▼
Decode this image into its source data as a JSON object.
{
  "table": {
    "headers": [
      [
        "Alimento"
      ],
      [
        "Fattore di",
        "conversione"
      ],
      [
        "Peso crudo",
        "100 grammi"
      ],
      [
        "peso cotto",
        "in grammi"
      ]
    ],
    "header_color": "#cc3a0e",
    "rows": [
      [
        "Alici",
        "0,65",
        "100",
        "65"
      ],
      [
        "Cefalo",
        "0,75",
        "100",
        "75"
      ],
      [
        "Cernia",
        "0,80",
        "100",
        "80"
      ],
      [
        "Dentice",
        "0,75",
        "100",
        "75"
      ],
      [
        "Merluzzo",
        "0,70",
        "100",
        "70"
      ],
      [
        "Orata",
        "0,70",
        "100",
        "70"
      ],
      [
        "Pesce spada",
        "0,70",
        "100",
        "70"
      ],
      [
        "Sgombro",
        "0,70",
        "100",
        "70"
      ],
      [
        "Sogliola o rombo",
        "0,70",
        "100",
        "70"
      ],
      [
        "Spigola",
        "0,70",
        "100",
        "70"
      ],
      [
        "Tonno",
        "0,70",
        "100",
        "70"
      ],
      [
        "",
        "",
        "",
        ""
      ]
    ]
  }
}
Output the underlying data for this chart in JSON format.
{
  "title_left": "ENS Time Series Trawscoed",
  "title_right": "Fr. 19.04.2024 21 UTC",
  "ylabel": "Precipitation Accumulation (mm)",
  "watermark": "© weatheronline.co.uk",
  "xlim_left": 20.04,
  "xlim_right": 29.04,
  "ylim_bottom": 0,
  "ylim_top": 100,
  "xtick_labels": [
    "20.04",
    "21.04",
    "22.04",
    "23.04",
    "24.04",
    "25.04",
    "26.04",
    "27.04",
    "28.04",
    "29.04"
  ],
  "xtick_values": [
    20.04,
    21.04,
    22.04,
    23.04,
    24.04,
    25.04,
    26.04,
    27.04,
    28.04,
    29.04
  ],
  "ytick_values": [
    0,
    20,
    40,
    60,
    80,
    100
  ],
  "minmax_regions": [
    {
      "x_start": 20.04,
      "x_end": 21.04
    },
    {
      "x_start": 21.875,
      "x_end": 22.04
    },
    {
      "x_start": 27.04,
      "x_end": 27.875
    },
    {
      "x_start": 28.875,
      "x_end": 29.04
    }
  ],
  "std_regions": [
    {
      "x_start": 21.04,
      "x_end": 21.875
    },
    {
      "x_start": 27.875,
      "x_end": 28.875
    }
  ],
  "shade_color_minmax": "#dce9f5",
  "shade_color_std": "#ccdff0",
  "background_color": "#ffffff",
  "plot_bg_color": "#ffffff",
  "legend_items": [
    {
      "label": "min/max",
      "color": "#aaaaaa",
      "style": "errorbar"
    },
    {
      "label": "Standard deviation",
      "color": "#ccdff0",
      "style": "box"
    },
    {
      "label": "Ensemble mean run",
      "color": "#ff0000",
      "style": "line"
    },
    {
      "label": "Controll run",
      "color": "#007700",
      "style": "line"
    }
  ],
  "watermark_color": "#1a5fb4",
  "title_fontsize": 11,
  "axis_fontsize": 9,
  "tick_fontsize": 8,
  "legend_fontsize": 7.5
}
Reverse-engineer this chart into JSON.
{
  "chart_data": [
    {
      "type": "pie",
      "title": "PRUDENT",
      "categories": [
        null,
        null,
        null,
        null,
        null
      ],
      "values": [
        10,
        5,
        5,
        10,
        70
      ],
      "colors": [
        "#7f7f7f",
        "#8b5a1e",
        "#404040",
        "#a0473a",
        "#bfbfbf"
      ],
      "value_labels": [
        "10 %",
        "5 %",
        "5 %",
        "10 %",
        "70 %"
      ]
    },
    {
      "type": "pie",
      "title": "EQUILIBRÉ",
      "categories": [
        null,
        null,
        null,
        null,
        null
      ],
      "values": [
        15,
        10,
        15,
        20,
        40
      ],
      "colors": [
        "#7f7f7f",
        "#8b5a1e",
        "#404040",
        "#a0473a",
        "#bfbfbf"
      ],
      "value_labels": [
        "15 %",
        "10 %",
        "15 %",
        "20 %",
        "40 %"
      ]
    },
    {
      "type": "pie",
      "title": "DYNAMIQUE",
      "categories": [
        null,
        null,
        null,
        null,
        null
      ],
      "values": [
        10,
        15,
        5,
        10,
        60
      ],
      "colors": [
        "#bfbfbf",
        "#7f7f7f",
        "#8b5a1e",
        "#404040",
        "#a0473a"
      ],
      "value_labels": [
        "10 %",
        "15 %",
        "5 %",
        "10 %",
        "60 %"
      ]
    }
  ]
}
▲
→ **What the task requires**: Reproduce the listing above word for word.

→ **Task answer**:
Decode this image into its source data as a JSON object.
{
  "table": {
    "headers": [
      [
        "Alimento"
      ],
      [
        "Fattore di",
        "conversione"
      ],
      [
        "Peso crudo",
        "100 grammi"
      ],
      [
        "peso cotto",
        "in grammi"
      ]
    ],
    "header_color": "#cc3a0e",
    "rows": [
      [
        "Alici",
        "0,65",
        "100",
        "65"
      ],
      [
        "Cefalo",
        "0,75",
        "100",
        "75"
      ],
      [
        "Cernia",
        "0,80",
        "100",
        "80"
      ],
      [
        "Dentice",
        "0,75",
        "100",
        "75"
      ],
      [
        "Merluzzo",
        "0,70",
        "100",
        "70"
      ],
      [
        "Orata",
        "0,70",
        "100",
        "70"
      ],
      [
        "Pesce spada",
        "0,70",
        "100",
        "70"
      ],
      [
        "Sgombro",
        "0,70",
        "100",
        "70"
      ],
      [
        "Sogliola o rombo",
        "0,70",
        "100",
        "70"
      ],
      [
        "Spigola",
        "0,70",
        "100",
        "70"
      ],
      [
        "Tonno",
        "0,70",
        "100",
        "70"
      ],
      [
        "",
        "",
        "",
        ""
      ]
    ]
  }
}
Output the underlying data for this chart in JSON format.
{
  "title_left": "ENS Time Series Trawscoed",
  "title_right": "Fr. 19.04.2024 21 UTC",
  "ylabel": "Precipitation Accumulation (mm)",
  "watermark": "© weatheronline.co.uk",
  "xlim_left": 20.04,
  "xlim_right": 29.04,
  "ylim_bottom": 0,
  "ylim_top": 100,
  "xtick_labels": [
    "20.04",
    "21.04",
    "22.04",
    "23.04",
    "24.04",
    "25.04",
    "26.04",
    "27.04",
    "28.04",
    "29.04"
  ],
  "xtick_values": [
    20.04,
    21.04,
    22.04,
    23.04,
    24.04,
    25.04,
    26.04,
    27.04,
    28.04,
    29.04
  ],
  "ytick_values": [
    0,
    20,
    40,
    60,
    80,
    100
  ],
  "minmax_regions": [
    {
      "x_start": 20.04,
      "x_end": 21.04
    },
    {
      "x_start": 21.875,
      "x_end": 22.04
    },
    {
      "x_start": 27.04,
      "x_end": 27.875
    },
    {
      "x_start": 28.875,
      "x_end": 29.04
    }
  ],
  "std_regions": [
    {
      "x_start": 21.04,
      "x_end": 21.875
    },
    {
      "x_start": 27.875,
      "x_end": 28.875
    }
  ],
  "shade_color_minmax": "#dce9f5",
  "shade_color_std": "#ccdff0",
  "background_color": "#ffffff",
  "plot_bg_color": "#ffffff",
  "legend_items": [
    {
      "label": "min/max",
      "color": "#aaaaaa",
      "style": "errorbar"
    },
    {
      "label": "Standard deviation",
      "color": "#ccdff0",
      "style": "box"
    },
    {
      "label": "Ensemble mean run",
      "color": "#ff0000",
      "style": "line"
    },
    {
      "label": "Controll run",
      "color": "#007700",
      "style": "line"
    }
  ],
  "watermark_color": "#1a5fb4",
  "title_fontsize": 11,
  "axis_fontsize": 9,
  "tick_fontsize": 8,
  "legend_fontsize": 7.5
}
Reverse-engineer this chart into JSON.
{
  "chart_data": [
    {
      "type": "pie",
      "title": "PRUDENT",
      "categories": [
        null,
        null,
        null,
        null,
        null
      ],
      "values": [
        10,
        5,
        5,
        10,
        70
      ],
      "colors": [
        "#7f7f7f",
        "#8b5a1e",
        "#404040",
        "#a0473a",
        "#bfbfbf"
      ],
      "value_labels": [
        "10 %",
        "5 %",
        "5 %",
        "10 %",
        "70 %"
      ]
    },
    {
      "type": "pie",
      "title": "EQUILIBRÉ",
      "categories": [
        null,
        null,
        null,
        null,
        null
      ],
      "values": [
        15,
        10,
        15,
        20,
        40
      ],
      "colors": [
        "#7f7f7f",
        "#8b5a1e",
        "#404040",
        "#a0473a",
        "#bfbfbf"
      ],
      "value_labels": [
        "15 %",
        "10 %",
        "15 %",
        "20 %",
        "40 %"
      ]
    },
    {
      "type": "pie",
      "title": "DYNAMIQUE",
      "categories": [
        null,
        null,
        null,
        null,
        null
      ],
      "values": [
        10,
        15,
        5,
        10,
        60
      ],
      "colors": [
        "#bfbfbf",
        "#7f7f7f",
        "#8b5a1e",
        "#404040",
        "#a0473a"
      ],
      "value_labels": [
        "10 %",
        "15 %",
        "5 %",
        "10 %",
        "60 %"
      ]
    }
  ]
}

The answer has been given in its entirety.